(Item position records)
start
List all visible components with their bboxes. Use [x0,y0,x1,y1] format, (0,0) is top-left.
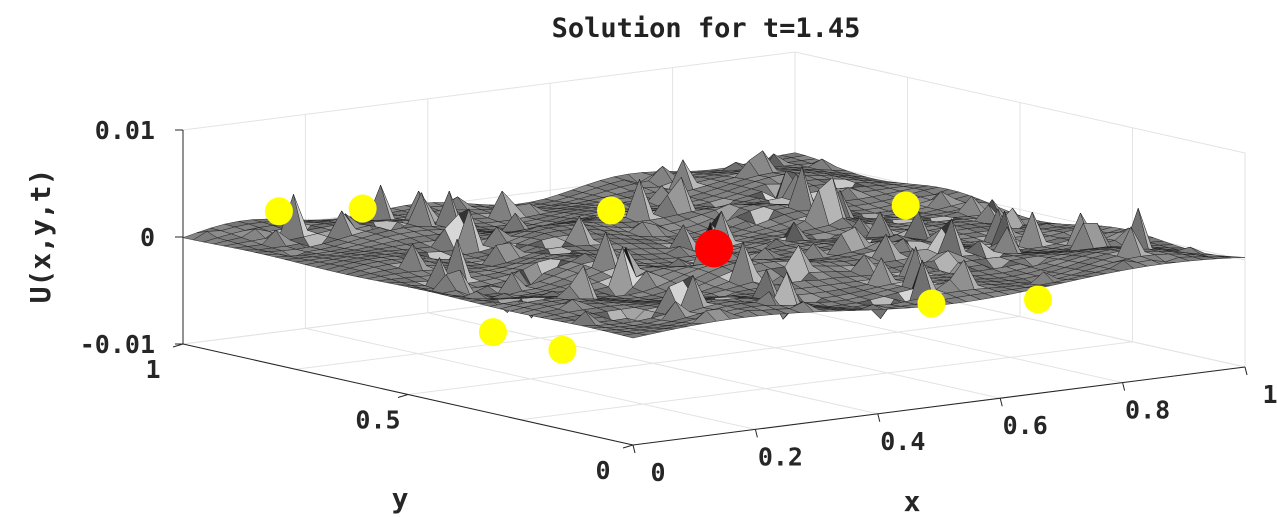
yellow-marker [1024,285,1052,314]
x-tick-label: 0.2 [758,442,803,471]
red-marker [695,229,733,268]
y-tick-label: 1 [145,355,160,384]
z-axis-label: U(x,y,t) [24,169,57,304]
yellow-marker [348,194,377,223]
side-wall-grid [794,51,1246,154]
x-tick-label: 0 [650,458,665,487]
y-tick-label: 0 [595,456,610,485]
side-wall-grid [794,158,1246,261]
z-tick-label: -0.01 [80,330,155,359]
x-tick [1244,366,1248,376]
x-tick [999,398,1003,407]
y-axis-label: y [392,482,409,515]
x-tick-label: 0.4 [880,427,925,456]
x-axis-line [632,366,1246,446]
x-axis-label: x [904,485,921,517]
yellow-marker [891,191,920,220]
z-tick-label: 0.01 [95,116,155,145]
x-tick [632,444,636,454]
floor-grid-y [520,341,1133,421]
y-tick-label: 0.5 [355,406,400,435]
x-tick-label: 1 [1262,380,1277,409]
floor-grid-y [407,316,1021,395]
yellow-marker [597,196,626,225]
yellow-marker [548,335,577,364]
chart-title: Solution for t=1.45 [552,13,861,44]
yellow-marker [264,197,293,226]
y-tick [397,394,409,398]
markers [264,191,1052,364]
yellow-marker [478,318,507,347]
x-tick-label: 0.6 [1003,411,1048,440]
yellow-marker [917,289,946,318]
z-tick-label: 0 [140,223,155,252]
surface-patch [1220,256,1246,259]
x-tick [877,413,881,422]
x-tick-label: 0.8 [1125,396,1170,425]
y-tick [622,444,634,449]
x-tick [1122,382,1126,391]
x-tick [754,429,758,438]
back-wall-grid [182,51,796,131]
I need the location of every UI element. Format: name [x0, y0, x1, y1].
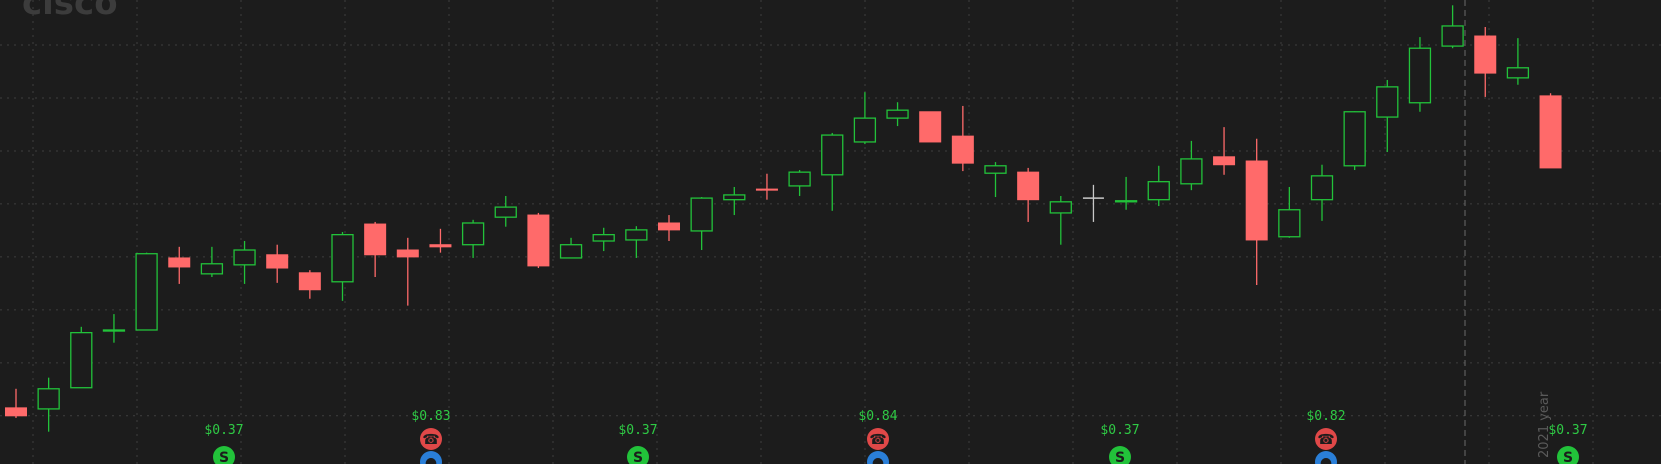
- candle-body: [494, 206, 517, 218]
- candle-body: [527, 214, 550, 267]
- candle-body: [266, 254, 289, 269]
- candle-body: [592, 233, 615, 242]
- event-icon-glyph: ☎: [869, 432, 886, 448]
- earnings-label: $0.82: [1306, 409, 1345, 424]
- candle-body: [1474, 35, 1497, 74]
- event-icon-glyph: ●: [872, 455, 884, 464]
- event-icon-glyph: ☎: [1317, 432, 1334, 448]
- event-icon: [627, 446, 649, 464]
- candle-body: [559, 244, 583, 259]
- event-icon: [1109, 446, 1131, 464]
- candle-body: [1245, 160, 1268, 241]
- event-icon-glyph: S: [1563, 450, 1573, 464]
- period-label: 2021 year: [1537, 391, 1552, 458]
- event-icon: [213, 446, 235, 464]
- earnings-label: $0.83: [411, 409, 450, 424]
- event-icon: [420, 428, 442, 450]
- candle-body: [1213, 156, 1236, 166]
- dividend-label: $0.37: [1548, 423, 1587, 438]
- candle-body: [298, 272, 321, 291]
- candle-body: [1310, 175, 1334, 201]
- candle-body: [70, 331, 93, 389]
- candle-body: [1441, 25, 1464, 47]
- event-icon-glyph: ●: [1320, 455, 1332, 464]
- candle-body: [984, 165, 1007, 174]
- earnings-label: $0.84: [858, 409, 897, 424]
- candle-body: [135, 253, 158, 331]
- event-icon: [1315, 451, 1337, 464]
- event-icon: [1315, 428, 1337, 450]
- event-icon-glyph: S: [1115, 450, 1125, 464]
- candle-body: [5, 407, 27, 417]
- dividend-label: $0.37: [618, 423, 657, 438]
- event-icon-glyph: ☎: [422, 432, 439, 448]
- candle-body: [429, 244, 452, 248]
- candle-body: [1114, 200, 1138, 203]
- candle-body: [658, 222, 680, 231]
- watermark: cisco: [22, 0, 118, 23]
- candle-body: [331, 233, 354, 283]
- event-icon: [1557, 446, 1579, 464]
- event-icon-glyph: S: [219, 450, 229, 464]
- candle-body: [1506, 67, 1530, 79]
- candle-body: [1343, 111, 1366, 167]
- candles: [5, 5, 1562, 432]
- event-icon: [867, 428, 889, 450]
- event-icon-glyph: ●: [425, 455, 437, 464]
- candle-body: [1049, 201, 1072, 214]
- vertical-grid: [32, 0, 1594, 464]
- candle-body: [625, 229, 648, 241]
- event-icon-glyph: S: [633, 450, 643, 464]
- candle-body: [1408, 47, 1432, 104]
- dividend-label: $0.37: [1100, 423, 1139, 438]
- candle-body: [37, 388, 60, 410]
- candle-body: [200, 263, 224, 275]
- dividend-label: $0.37: [204, 423, 243, 438]
- candle-body: [951, 135, 974, 164]
- candle-body: [723, 194, 746, 201]
- candle-body: [233, 249, 256, 266]
- event-icon: [867, 451, 889, 464]
- candle-body: [886, 109, 909, 119]
- event-icon: [420, 451, 442, 464]
- candle-body: [821, 134, 844, 176]
- candle-body: [755, 188, 778, 191]
- events: $0.37 $0.37 $0.37 $0.37 $0.83 $0.84 $0.8…: [204, 409, 1588, 464]
- candle-body: [919, 111, 942, 143]
- candle-body: [1180, 158, 1203, 185]
- candle-body: [102, 329, 126, 332]
- candle-body: [461, 222, 485, 246]
- candle-body: [1376, 86, 1399, 118]
- candle-body: [1539, 95, 1562, 169]
- candle-body: [364, 223, 387, 256]
- candle-body: [788, 171, 811, 187]
- candle-body: [1278, 209, 1301, 238]
- candle-body: [168, 257, 191, 268]
- candle-body: [1017, 171, 1040, 201]
- candle-body: [1147, 181, 1170, 201]
- candle-body: [853, 117, 877, 143]
- candle-body: [690, 197, 713, 232]
- candle-body: [396, 249, 419, 258]
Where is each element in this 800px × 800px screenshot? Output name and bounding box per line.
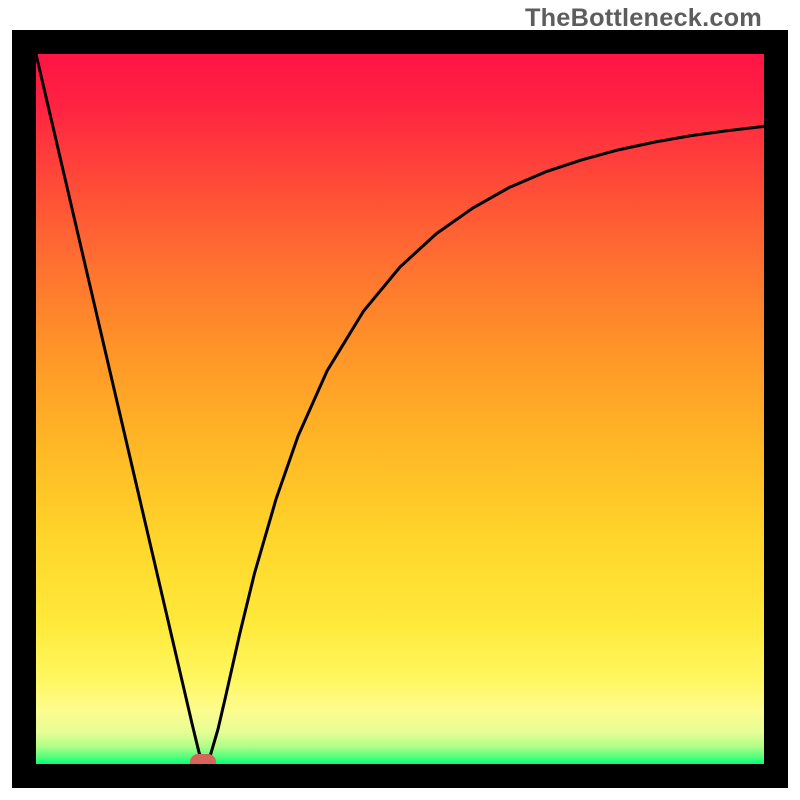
curve-path — [36, 54, 764, 764]
minimum-marker — [190, 754, 216, 764]
bottleneck-curve — [36, 54, 764, 764]
plot-area — [36, 54, 764, 764]
chart-canvas: TheBottleneck.com — [0, 0, 800, 800]
watermark-text: TheBottleneck.com — [525, 4, 762, 33]
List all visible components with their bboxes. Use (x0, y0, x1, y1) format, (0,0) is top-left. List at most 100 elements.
end
Exercise details: Could you rewrite all the records with each "yellow-marker" changed to "gold-marker" and everything else left as it is, omitting the pictures?

Reply:
List all visible components with their bboxes. Use [x0,y0,x1,y1] format, (0,0) is top-left.
gold-marker [1024,285,1052,314]
x-tick-label: 0.2 [758,442,803,471]
red-marker [695,229,733,268]
y-tick-label: 1 [145,355,160,384]
z-axis-label: U(x,y,t) [24,169,57,304]
gold-marker [348,194,377,223]
side-wall-grid [794,51,1246,154]
x-tick-label: 0 [650,458,665,487]
y-tick-label: 0 [595,456,610,485]
side-wall-grid [794,158,1246,261]
z-tick-label: -0.01 [80,330,155,359]
x-tick [1244,366,1248,376]
x-tick [999,398,1003,407]
y-axis-label: y [392,482,409,515]
x-tick-label: 0.4 [880,427,925,456]
x-axis-line [632,366,1246,446]
x-axis-label: x [904,485,921,517]
gold-marker [891,191,920,220]
z-tick-label: 0.01 [95,116,155,145]
x-tick [632,444,636,454]
floor-grid-y [520,341,1133,421]
y-tick-label: 0.5 [355,406,400,435]
x-tick-label: 1 [1262,380,1277,409]
floor-grid-y [407,316,1021,395]
gold-marker [597,196,626,225]
gold-marker [548,335,577,364]
chart-title: Solution for t=1.45 [552,13,861,44]
gold-marker [264,197,293,226]
y-tick [397,394,409,398]
markers [264,191,1052,364]
gold-marker [478,318,507,347]
x-tick-label: 0.6 [1003,411,1048,440]
gold-marker [917,289,946,318]
z-tick-label: 0 [140,223,155,252]
surface-patch [1220,256,1246,259]
x-tick [877,413,881,422]
x-tick-label: 0.8 [1125,396,1170,425]
y-tick [622,444,634,449]
x-tick [1122,382,1126,391]
x-tick [754,429,758,438]
back-wall-grid [182,51,796,131]
I need the location of every UI element. Format: name [x0, y0, x1, y1].
- candle-body: [494, 206, 517, 218]
- candle-body: [527, 214, 550, 267]
- candle-body: [266, 254, 289, 269]
- candle-body: [592, 233, 615, 242]
- event-icon-glyph: ☎: [869, 432, 886, 448]
- earnings-label: $0.82: [1306, 409, 1345, 424]
- candle-body: [1474, 35, 1497, 74]
- event-icon-glyph: ●: [872, 455, 884, 464]
- event-icon-glyph: ☎: [1317, 432, 1334, 448]
- event-icon: [627, 446, 649, 464]
- candle-body: [559, 244, 583, 259]
- event-icon: [1109, 446, 1131, 464]
- candle-body: [1245, 160, 1268, 241]
- event-icon-glyph: S: [1563, 450, 1573, 464]
- period-label: 2021 year: [1537, 391, 1552, 458]
- event-icon: [213, 446, 235, 464]
- earnings-label: $0.83: [411, 409, 450, 424]
- event-icon: [420, 428, 442, 450]
- candle-body: [1213, 156, 1236, 166]
- dividend-label: $0.37: [1548, 423, 1587, 438]
- candle-body: [298, 272, 321, 291]
- candle-body: [1310, 175, 1334, 201]
- candle-body: [70, 331, 93, 389]
- candle-body: [1441, 25, 1464, 47]
- event-icon-glyph: ●: [1320, 455, 1332, 464]
- candle-body: [984, 165, 1007, 174]
- earnings-label: $0.84: [858, 409, 897, 424]
- candle-body: [135, 253, 158, 331]
- event-icon: [1315, 451, 1337, 464]
- event-icon: [1315, 428, 1337, 450]
- event-icon-glyph: S: [1115, 450, 1125, 464]
- candle-body: [5, 407, 27, 417]
- dividend-label: $0.37: [618, 423, 657, 438]
- event-icon-glyph: ☎: [422, 432, 439, 448]
- candle-body: [429, 244, 452, 248]
- candle-body: [1114, 200, 1138, 203]
- candle-body: [658, 222, 680, 231]
- watermark: cisco: [22, 0, 118, 23]
- candle-body: [331, 233, 354, 283]
- event-icon: [1557, 446, 1579, 464]
- event-icon-glyph: S: [219, 450, 229, 464]
- candle-body: [1506, 67, 1530, 79]
- candle-body: [1343, 111, 1366, 167]
- candles: [5, 5, 1562, 432]
- event-icon: [867, 428, 889, 450]
- event-icon-glyph: ●: [425, 455, 437, 464]
- candle-body: [1049, 201, 1072, 214]
- vertical-grid: [32, 0, 1594, 464]
- candle-body: [625, 229, 648, 241]
- event-icon-glyph: S: [633, 450, 643, 464]
- candle-body: [1408, 47, 1432, 104]
- dividend-label: $0.37: [1100, 423, 1139, 438]
- candle-body: [37, 388, 60, 410]
- candle-body: [200, 263, 224, 275]
- dividend-label: $0.37: [204, 423, 243, 438]
- candle-body: [951, 135, 974, 164]
- candle-body: [723, 194, 746, 201]
- candle-body: [233, 249, 256, 266]
- event-icon: [867, 451, 889, 464]
- candle-body: [886, 109, 909, 119]
- event-icon: [420, 451, 442, 464]
- candle-body: [821, 134, 844, 176]
- candle-body: [755, 188, 778, 191]
- events: $0.37 $0.37 $0.37 $0.37 $0.83 $0.84 $0.8…: [204, 409, 1588, 464]
- candle-body: [919, 111, 942, 143]
- candle-body: [1180, 158, 1203, 185]
- candle-body: [102, 329, 126, 332]
- candle-body: [461, 222, 485, 246]
- candle-body: [1376, 86, 1399, 118]
- candle-body: [1539, 95, 1562, 169]
- candle-body: [364, 223, 387, 256]
- candle-body: [788, 171, 811, 187]
- candle-body: [1278, 209, 1301, 238]
- candle-body: [168, 257, 191, 268]
- candle-body: [1017, 171, 1040, 201]
- candle-body: [1147, 181, 1170, 201]
- candle-body: [853, 117, 877, 143]
- candle-body: [690, 197, 713, 232]
- candle-body: [396, 249, 419, 258]
Where is each element in this 800px × 800px screenshot? Output name and bounding box per line.
curve-path — [36, 54, 764, 764]
minimum-marker — [190, 754, 216, 764]
bottleneck-curve — [36, 54, 764, 764]
plot-area — [36, 54, 764, 764]
chart-canvas: TheBottleneck.com — [0, 0, 800, 800]
watermark-text: TheBottleneck.com — [525, 4, 762, 33]
List all visible components with their bboxes. Use (x0, y0, x1, y1) format, (0,0) is top-left. List at most 100 elements.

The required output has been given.